# START OF Data for processing

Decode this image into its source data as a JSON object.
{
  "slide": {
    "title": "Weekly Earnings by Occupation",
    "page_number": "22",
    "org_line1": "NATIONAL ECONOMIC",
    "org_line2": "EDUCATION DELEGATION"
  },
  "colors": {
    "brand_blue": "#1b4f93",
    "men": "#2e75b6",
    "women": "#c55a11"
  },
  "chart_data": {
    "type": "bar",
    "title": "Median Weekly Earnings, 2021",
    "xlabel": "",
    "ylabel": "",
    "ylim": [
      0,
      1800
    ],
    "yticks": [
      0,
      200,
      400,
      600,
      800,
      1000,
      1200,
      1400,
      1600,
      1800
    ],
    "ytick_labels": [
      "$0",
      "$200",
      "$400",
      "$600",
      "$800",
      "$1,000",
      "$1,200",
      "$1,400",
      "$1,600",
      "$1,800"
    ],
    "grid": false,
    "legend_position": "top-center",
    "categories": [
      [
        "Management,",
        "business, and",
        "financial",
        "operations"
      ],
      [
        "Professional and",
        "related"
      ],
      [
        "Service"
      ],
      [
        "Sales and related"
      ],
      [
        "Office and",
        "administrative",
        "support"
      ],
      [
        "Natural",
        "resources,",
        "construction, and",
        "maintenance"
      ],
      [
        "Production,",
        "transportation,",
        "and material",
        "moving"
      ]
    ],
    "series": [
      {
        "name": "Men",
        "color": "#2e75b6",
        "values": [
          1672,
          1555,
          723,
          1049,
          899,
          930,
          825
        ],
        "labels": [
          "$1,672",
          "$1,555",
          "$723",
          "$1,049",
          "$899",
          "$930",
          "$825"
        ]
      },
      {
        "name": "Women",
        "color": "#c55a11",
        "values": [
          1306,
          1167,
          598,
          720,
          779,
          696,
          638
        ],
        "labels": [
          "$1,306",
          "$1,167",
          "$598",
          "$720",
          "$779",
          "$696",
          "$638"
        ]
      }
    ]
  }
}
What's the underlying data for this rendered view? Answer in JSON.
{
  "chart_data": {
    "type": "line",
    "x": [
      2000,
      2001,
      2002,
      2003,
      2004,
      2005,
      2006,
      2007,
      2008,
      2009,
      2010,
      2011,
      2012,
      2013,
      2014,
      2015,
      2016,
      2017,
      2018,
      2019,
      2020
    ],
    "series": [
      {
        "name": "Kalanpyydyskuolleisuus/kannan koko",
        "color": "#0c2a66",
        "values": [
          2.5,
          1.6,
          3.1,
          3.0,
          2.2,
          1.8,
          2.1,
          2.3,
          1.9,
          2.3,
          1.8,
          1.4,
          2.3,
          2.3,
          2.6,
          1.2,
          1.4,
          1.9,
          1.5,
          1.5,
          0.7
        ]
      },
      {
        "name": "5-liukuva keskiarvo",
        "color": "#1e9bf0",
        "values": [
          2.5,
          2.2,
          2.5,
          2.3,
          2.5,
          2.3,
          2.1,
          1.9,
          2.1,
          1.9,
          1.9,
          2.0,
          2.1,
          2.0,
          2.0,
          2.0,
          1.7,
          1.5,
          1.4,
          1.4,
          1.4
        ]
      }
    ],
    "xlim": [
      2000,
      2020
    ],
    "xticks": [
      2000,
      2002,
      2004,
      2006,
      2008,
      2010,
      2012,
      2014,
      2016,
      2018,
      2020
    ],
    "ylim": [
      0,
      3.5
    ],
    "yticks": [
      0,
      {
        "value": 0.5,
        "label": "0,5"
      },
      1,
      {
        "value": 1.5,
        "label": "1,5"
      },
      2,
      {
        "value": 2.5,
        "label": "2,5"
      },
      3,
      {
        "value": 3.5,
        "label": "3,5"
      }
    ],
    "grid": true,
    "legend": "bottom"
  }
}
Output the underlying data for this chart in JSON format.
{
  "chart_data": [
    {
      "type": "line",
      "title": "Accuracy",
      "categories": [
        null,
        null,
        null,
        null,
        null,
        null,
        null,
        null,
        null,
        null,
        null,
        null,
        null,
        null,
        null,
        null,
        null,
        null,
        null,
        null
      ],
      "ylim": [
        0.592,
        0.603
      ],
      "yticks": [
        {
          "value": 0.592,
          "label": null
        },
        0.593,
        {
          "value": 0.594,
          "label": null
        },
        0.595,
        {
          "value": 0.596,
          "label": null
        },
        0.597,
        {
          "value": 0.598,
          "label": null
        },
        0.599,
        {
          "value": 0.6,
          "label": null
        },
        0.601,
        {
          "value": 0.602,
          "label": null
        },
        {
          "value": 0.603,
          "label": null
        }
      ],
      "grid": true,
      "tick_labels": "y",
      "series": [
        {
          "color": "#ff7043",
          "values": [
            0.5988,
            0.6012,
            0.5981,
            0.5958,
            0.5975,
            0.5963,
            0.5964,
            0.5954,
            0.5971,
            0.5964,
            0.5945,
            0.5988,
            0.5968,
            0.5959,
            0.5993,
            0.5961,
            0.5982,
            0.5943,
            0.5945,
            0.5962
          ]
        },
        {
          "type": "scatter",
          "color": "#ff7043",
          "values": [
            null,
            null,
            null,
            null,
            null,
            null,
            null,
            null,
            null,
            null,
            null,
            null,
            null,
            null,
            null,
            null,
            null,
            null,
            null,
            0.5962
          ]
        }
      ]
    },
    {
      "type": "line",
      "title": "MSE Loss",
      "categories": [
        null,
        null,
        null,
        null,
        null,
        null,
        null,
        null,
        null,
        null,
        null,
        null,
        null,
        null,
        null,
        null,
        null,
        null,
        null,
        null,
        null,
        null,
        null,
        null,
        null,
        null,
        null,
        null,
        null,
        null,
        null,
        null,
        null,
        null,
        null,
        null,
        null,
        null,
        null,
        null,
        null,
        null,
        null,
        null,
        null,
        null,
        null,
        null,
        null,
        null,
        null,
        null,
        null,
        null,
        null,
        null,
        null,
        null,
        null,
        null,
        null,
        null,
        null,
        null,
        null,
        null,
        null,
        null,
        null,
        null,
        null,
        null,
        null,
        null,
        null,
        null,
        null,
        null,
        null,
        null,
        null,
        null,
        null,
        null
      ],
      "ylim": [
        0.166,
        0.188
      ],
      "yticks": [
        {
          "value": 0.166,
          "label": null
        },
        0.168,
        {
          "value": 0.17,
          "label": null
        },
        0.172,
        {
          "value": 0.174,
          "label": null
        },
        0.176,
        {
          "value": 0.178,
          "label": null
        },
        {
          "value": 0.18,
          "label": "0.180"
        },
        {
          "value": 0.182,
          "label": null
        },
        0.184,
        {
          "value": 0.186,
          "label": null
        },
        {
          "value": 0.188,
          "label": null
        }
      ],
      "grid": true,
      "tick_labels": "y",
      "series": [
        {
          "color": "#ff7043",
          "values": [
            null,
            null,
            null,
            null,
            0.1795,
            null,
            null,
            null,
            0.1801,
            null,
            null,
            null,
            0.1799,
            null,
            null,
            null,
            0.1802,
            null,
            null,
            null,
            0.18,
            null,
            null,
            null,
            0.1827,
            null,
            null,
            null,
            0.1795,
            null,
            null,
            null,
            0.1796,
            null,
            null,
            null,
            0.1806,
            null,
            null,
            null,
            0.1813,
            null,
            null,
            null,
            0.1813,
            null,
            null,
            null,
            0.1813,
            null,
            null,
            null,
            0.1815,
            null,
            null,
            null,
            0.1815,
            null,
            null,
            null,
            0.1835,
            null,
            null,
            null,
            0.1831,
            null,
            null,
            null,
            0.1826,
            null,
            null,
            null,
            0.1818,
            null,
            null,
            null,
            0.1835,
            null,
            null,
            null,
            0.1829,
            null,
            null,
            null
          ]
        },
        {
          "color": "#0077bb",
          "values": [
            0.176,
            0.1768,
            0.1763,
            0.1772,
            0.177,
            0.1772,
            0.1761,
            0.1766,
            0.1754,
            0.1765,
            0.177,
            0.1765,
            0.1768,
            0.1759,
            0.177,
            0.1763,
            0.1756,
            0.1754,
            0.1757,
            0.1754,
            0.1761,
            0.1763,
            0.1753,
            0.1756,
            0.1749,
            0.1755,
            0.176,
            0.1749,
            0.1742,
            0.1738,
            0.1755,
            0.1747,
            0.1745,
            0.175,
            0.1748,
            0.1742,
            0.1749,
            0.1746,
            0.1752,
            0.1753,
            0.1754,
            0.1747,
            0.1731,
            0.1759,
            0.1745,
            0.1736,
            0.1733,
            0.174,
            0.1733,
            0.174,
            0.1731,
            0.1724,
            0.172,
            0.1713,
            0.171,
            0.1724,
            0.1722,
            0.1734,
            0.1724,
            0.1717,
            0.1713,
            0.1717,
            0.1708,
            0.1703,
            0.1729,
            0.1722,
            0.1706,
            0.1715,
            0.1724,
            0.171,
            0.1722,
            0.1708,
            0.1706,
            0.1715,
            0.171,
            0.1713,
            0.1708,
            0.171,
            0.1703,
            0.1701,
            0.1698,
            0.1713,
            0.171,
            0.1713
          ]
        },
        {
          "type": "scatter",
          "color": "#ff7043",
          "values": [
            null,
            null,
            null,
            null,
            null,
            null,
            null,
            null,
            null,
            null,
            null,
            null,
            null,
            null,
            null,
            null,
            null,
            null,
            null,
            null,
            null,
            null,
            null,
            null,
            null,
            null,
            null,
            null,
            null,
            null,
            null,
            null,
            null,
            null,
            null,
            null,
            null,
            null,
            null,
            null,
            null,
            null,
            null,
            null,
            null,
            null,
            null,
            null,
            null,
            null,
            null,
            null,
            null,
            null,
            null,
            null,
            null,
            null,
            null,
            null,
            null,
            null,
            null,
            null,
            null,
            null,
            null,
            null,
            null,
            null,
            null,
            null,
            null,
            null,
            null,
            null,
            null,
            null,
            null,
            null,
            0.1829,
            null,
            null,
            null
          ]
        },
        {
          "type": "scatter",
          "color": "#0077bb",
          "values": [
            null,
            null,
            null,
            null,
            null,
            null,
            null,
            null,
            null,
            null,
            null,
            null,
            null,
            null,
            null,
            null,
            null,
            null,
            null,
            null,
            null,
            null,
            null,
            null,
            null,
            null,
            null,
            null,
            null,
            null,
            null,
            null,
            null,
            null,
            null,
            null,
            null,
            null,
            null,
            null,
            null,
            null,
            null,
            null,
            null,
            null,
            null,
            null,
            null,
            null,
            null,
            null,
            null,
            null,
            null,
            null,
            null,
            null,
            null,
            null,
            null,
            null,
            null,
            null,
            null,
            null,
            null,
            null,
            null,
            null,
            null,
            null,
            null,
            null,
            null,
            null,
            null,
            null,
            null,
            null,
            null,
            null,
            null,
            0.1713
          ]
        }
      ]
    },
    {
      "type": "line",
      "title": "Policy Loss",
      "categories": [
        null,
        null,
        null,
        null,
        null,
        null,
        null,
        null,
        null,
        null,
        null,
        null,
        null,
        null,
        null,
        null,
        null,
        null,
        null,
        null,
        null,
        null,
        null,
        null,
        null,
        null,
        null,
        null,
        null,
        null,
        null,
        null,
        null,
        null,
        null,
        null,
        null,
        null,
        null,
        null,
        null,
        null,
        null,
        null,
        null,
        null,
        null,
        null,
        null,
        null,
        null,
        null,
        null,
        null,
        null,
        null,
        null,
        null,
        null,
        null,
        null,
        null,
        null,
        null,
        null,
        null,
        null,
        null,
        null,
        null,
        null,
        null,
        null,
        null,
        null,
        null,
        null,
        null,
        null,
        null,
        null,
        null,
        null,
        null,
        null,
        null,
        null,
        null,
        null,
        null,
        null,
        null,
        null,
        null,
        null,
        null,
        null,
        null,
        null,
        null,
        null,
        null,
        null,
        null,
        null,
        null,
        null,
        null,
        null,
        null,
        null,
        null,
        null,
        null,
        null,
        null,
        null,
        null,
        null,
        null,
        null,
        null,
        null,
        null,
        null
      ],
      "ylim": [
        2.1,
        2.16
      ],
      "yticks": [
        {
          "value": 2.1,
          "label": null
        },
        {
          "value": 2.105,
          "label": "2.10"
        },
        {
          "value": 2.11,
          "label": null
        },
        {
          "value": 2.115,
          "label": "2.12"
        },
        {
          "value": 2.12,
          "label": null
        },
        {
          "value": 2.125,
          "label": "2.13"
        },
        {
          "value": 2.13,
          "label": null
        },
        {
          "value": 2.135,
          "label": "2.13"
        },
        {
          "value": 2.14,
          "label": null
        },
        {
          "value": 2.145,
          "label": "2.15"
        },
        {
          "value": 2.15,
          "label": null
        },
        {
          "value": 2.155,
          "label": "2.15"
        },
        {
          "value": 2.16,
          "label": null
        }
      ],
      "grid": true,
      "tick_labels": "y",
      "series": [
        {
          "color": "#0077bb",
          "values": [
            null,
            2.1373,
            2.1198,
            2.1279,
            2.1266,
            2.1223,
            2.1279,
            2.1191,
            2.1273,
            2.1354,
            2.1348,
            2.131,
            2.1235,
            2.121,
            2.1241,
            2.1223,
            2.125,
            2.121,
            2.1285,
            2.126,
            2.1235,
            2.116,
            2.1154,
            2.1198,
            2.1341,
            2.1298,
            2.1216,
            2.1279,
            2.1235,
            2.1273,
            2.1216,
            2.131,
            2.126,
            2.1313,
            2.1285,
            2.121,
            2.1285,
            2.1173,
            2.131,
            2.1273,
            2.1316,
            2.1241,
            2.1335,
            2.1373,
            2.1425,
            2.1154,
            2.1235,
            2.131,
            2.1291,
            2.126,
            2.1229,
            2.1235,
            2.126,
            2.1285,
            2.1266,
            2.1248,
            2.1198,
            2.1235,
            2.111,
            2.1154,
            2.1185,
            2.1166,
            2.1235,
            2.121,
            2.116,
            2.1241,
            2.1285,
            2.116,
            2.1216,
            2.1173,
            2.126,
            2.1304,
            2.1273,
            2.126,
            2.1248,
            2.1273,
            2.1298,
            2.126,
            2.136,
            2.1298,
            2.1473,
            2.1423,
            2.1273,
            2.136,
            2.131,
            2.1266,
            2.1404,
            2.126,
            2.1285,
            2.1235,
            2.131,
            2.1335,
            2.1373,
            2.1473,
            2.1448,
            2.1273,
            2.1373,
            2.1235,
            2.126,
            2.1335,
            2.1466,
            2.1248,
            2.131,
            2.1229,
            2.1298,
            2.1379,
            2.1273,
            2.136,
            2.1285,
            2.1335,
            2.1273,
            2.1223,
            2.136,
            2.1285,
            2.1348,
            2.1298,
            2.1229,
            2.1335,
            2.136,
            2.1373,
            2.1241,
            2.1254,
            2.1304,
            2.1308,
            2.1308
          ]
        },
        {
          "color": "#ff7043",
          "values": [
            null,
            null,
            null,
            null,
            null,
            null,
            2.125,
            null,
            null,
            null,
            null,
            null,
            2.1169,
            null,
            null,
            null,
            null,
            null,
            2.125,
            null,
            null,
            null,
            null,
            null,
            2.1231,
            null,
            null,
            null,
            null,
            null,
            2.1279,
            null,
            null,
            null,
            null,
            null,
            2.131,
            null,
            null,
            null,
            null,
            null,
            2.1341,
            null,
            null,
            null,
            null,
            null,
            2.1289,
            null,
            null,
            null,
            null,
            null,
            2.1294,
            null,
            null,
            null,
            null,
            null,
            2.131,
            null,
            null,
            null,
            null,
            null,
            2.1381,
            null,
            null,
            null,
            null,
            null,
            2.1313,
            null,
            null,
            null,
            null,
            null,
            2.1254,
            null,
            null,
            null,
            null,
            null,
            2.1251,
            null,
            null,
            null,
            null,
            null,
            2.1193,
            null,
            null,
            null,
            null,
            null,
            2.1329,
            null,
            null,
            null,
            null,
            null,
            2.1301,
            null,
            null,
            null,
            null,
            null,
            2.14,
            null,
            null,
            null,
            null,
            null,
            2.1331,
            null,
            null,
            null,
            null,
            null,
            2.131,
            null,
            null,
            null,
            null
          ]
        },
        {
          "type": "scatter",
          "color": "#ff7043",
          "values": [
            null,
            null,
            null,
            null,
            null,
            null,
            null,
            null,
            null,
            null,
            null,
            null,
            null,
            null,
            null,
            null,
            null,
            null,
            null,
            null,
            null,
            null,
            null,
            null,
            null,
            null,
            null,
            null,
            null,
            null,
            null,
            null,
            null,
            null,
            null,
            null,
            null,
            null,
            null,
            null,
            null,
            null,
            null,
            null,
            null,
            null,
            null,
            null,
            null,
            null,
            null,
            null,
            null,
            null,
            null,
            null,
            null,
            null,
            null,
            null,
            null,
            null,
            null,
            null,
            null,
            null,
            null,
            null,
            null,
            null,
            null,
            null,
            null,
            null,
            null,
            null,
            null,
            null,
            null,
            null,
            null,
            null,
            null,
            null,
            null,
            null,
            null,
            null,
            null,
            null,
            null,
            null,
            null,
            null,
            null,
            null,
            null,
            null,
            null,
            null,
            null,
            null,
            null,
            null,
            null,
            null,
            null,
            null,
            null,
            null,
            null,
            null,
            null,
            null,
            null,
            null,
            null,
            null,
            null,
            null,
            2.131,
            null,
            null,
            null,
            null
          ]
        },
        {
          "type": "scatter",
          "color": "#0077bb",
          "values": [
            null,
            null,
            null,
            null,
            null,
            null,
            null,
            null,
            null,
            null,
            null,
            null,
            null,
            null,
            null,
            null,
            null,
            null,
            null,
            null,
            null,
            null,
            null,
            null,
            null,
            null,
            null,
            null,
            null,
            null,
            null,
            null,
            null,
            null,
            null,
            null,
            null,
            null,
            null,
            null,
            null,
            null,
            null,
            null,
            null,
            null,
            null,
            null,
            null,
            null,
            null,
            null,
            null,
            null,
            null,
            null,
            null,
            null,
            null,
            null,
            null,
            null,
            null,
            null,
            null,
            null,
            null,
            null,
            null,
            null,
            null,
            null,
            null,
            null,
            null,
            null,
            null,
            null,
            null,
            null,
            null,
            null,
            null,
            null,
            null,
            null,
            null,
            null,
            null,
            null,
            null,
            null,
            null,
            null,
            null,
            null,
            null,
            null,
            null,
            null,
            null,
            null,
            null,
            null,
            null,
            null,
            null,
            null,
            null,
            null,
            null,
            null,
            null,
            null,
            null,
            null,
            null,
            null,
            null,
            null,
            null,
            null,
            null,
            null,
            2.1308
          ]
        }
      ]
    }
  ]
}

# END OF Data for processing

• **Written exercise**
How many lines of the listing above include the word "underlying"? State the number and nothing else.

• **Written response**
2